→ Do this:
In the material, starting with the line containing "x-tick-label: 30: [283, 800, 301, 820]" and continuing through the line containing "y-tick-label: 15: [581, 210, 599, 230]", both included, rename "Moment" to "Bending moment" and rewrite only those lines, leaving everything else unchanged.

───── Source data ─────

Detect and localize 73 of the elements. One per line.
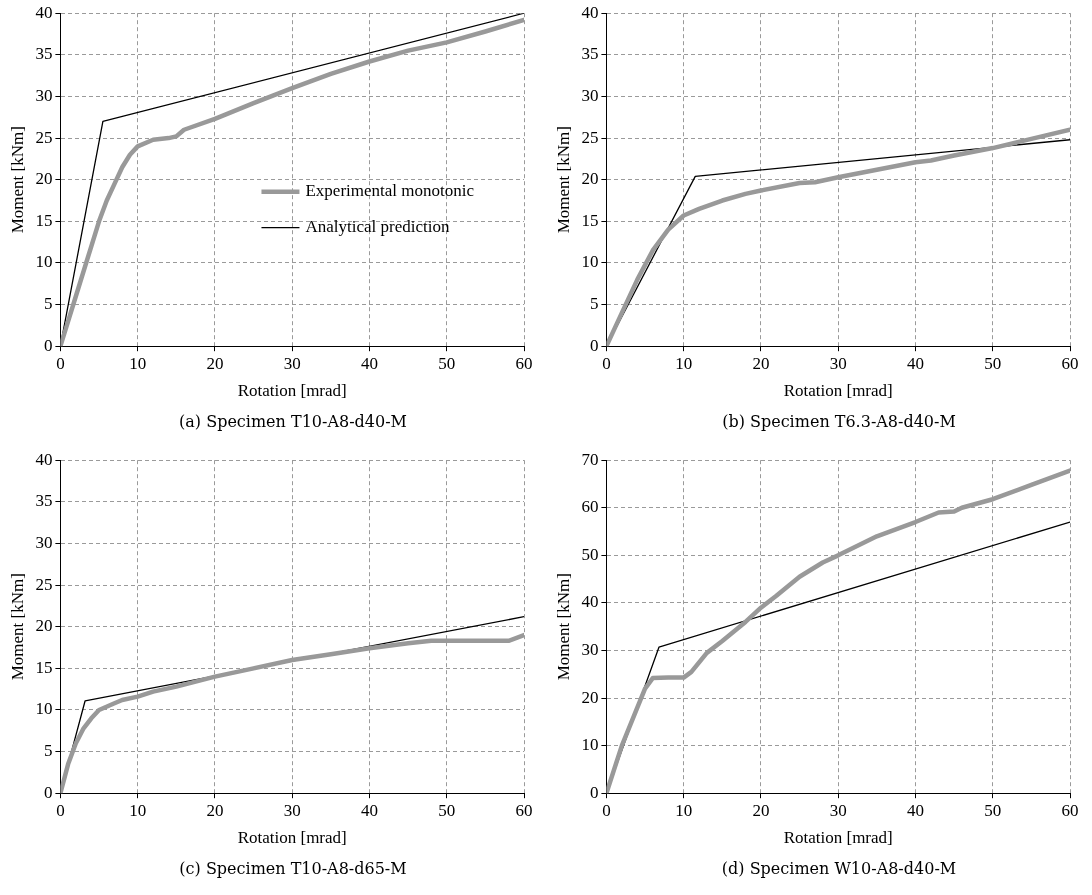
x-tick-label: 30: [283, 800, 301, 820]
x-tick-label: 20: [206, 353, 224, 373]
x-axis-title: Rotation [mrad]: [783, 381, 893, 401]
x-tick-label: 20: [752, 353, 770, 373]
text: (a) Specimen T10-A8-d40-M: [178, 412, 408, 431]
y-axis-title: Moment [kNm]: [553, 126, 573, 234]
y-tick-label: 20: [581, 169, 599, 189]
y-tick-label: 25: [35, 574, 53, 594]
legend-label: Experimental monotonic: [305, 181, 475, 201]
y-tick-label: 30: [35, 532, 53, 552]
legend-label: Analytical prediction: [305, 217, 450, 237]
y-tick-label: 15: [35, 657, 53, 677]
text: (c) Specimen T10-A8-d65-M: [178, 859, 408, 878]
y-tick-label: 0: [43, 782, 53, 802]
x-tick-label: 30: [829, 353, 847, 373]
x-tick-label: 10: [129, 353, 147, 373]
x-tick-label: 30: [283, 353, 301, 373]
x-tick-label: 40: [906, 800, 924, 820]
y-axis-title: Moment [kNm]: [553, 573, 573, 681]
text: (d) Specimen W10-A8-d40-M: [720, 859, 958, 878]
y-tick-label: 40: [581, 592, 599, 612]
y-tick-label: 35: [581, 44, 599, 64]
y-tick-label: 40: [35, 2, 53, 22]
y-tick-label: 35: [35, 44, 53, 64]
x-tick-label: 40: [360, 353, 378, 373]
y-tick-label: 15: [35, 210, 53, 230]
x-tick-label: 60: [515, 353, 533, 373]
y-tick-label: 10: [581, 735, 599, 755]
y-tick-label: 25: [35, 127, 53, 147]
x-tick-label: 60: [515, 800, 533, 820]
y-tick-label: 30: [581, 639, 599, 659]
y-axis-title: Moment [kNm]: [7, 126, 27, 234]
y-tick-label: 5: [589, 294, 599, 314]
y-tick-label: 0: [589, 335, 599, 355]
x-tick-label: 20: [752, 800, 770, 820]
y-tick-label: 40: [581, 2, 599, 22]
y-tick-label: 5: [43, 741, 53, 761]
x-axis-title: Rotation [mrad]: [783, 828, 893, 848]
x-tick-label: 10: [675, 353, 693, 373]
x-axis-title: Rotation [mrad]: [237, 828, 347, 848]
y-tick-label: 25: [581, 127, 599, 147]
x-tick-label: 10: [675, 800, 693, 820]
x-tick-label: 60: [1061, 800, 1079, 820]
y-tick-label: 20: [35, 169, 53, 189]
y-tick-label: 70: [581, 449, 599, 469]
x-tick-label: 50: [438, 800, 456, 820]
y-tick-label: 40: [35, 449, 53, 469]
y-tick-label: 10: [581, 252, 599, 272]
y-tick-label: 30: [581, 85, 599, 105]
y-tick-label: 20: [581, 687, 599, 707]
x-tick-label: 40: [360, 800, 378, 820]
x-tick-label: 60: [1061, 353, 1079, 373]
y-tick-label: 15: [581, 210, 599, 230]
x-tick-label: 40: [906, 353, 924, 373]
x-tick-label: 20: [206, 800, 224, 820]
y-tick-label: 60: [581, 497, 599, 517]
y-tick-label: 35: [35, 491, 53, 511]
y-tick-label: 5: [43, 294, 53, 314]
x-tick-label: 10: [129, 800, 147, 820]
y-tick-label: 20: [35, 616, 53, 636]
y-tick-label: 30: [35, 85, 53, 105]
x-tick-label: 30: [829, 800, 847, 820]
y-tick-label: 10: [35, 699, 53, 719]
y-tick-label: 10: [35, 252, 53, 272]
text: (b) Specimen T6.3-A8-d40-M: [721, 412, 957, 431]
x-tick-label: 50: [438, 353, 456, 373]
y-tick-label: 0: [43, 335, 53, 355]
x-tick-label: 50: [984, 800, 1002, 820]
y-tick-label: 0: [589, 782, 599, 802]
x-tick-label: 50: [984, 353, 1002, 373]
y-tick-label: 50: [581, 544, 599, 564]
y-axis-title: Moment [kNm]: [7, 573, 27, 681]
x-axis-title: Rotation [mrad]: [237, 381, 347, 401]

─────

→ Written solution:
x-tick-label: 30: [283, 800, 301, 820]
x-tick-label: 20: [206, 353, 224, 373]
x-axis-title: Rotation [mrad]: [783, 381, 893, 401]
x-tick-label: 20: [752, 353, 770, 373]
text: (a) Specimen T10-A8-d40-M: [178, 412, 408, 431]
y-axis-title: Bending moment [kNm]: [553, 126, 573, 234]
y-tick-label: 20: [581, 169, 599, 189]
y-tick-label: 25: [35, 574, 53, 594]
legend-label: Experimental monotonic: [305, 181, 475, 201]
y-tick-label: 30: [35, 532, 53, 552]
legend-label: Analytical prediction: [305, 217, 450, 237]
y-tick-label: 15: [35, 657, 53, 677]
text: (c) Specimen T10-A8-d65-M: [178, 859, 408, 878]
y-tick-label: 0: [43, 782, 53, 802]
x-tick-label: 30: [829, 353, 847, 373]
x-tick-label: 10: [129, 353, 147, 373]
x-tick-label: 30: [283, 353, 301, 373]
x-tick-label: 40: [906, 800, 924, 820]
y-axis-title: Bending moment [kNm]: [553, 573, 573, 681]
text: (d) Specimen W10-A8-d40-M: [720, 859, 958, 878]
y-tick-label: 40: [581, 592, 599, 612]
y-tick-label: 35: [581, 44, 599, 64]
y-tick-label: 40: [35, 2, 53, 22]
y-tick-label: 35: [35, 44, 53, 64]
x-tick-label: 40: [360, 353, 378, 373]
y-tick-label: 15: [35, 210, 53, 230]
x-tick-label: 60: [515, 353, 533, 373]
y-tick-label: 10: [581, 735, 599, 755]
y-tick-label: 25: [35, 127, 53, 147]
x-tick-label: 60: [515, 800, 533, 820]
y-tick-label: 30: [581, 639, 599, 659]
y-axis-title: Bending moment [kNm]: [7, 126, 27, 234]
y-tick-label: 5: [589, 294, 599, 314]
y-tick-label: 0: [589, 335, 599, 355]
x-tick-label: 20: [752, 800, 770, 820]
y-tick-label: 40: [581, 2, 599, 22]
y-tick-label: 5: [43, 741, 53, 761]
x-axis-title: Rotation [mrad]: [783, 828, 893, 848]
x-tick-label: 10: [675, 353, 693, 373]
x-axis-title: Rotation [mrad]: [237, 828, 347, 848]
y-tick-label: 25: [581, 127, 599, 147]
x-tick-label: 10: [675, 800, 693, 820]
x-tick-label: 60: [1061, 800, 1079, 820]
y-tick-label: 20: [35, 169, 53, 189]
y-tick-label: 70: [581, 449, 599, 469]
x-tick-label: 50: [438, 800, 456, 820]
y-tick-label: 40: [35, 449, 53, 469]
y-tick-label: 10: [581, 252, 599, 272]
y-tick-label: 30: [581, 85, 599, 105]
y-tick-label: 20: [581, 687, 599, 707]
x-tick-label: 40: [360, 800, 378, 820]
x-tick-label: 60: [1061, 353, 1079, 373]
y-tick-label: 15: [581, 210, 599, 230]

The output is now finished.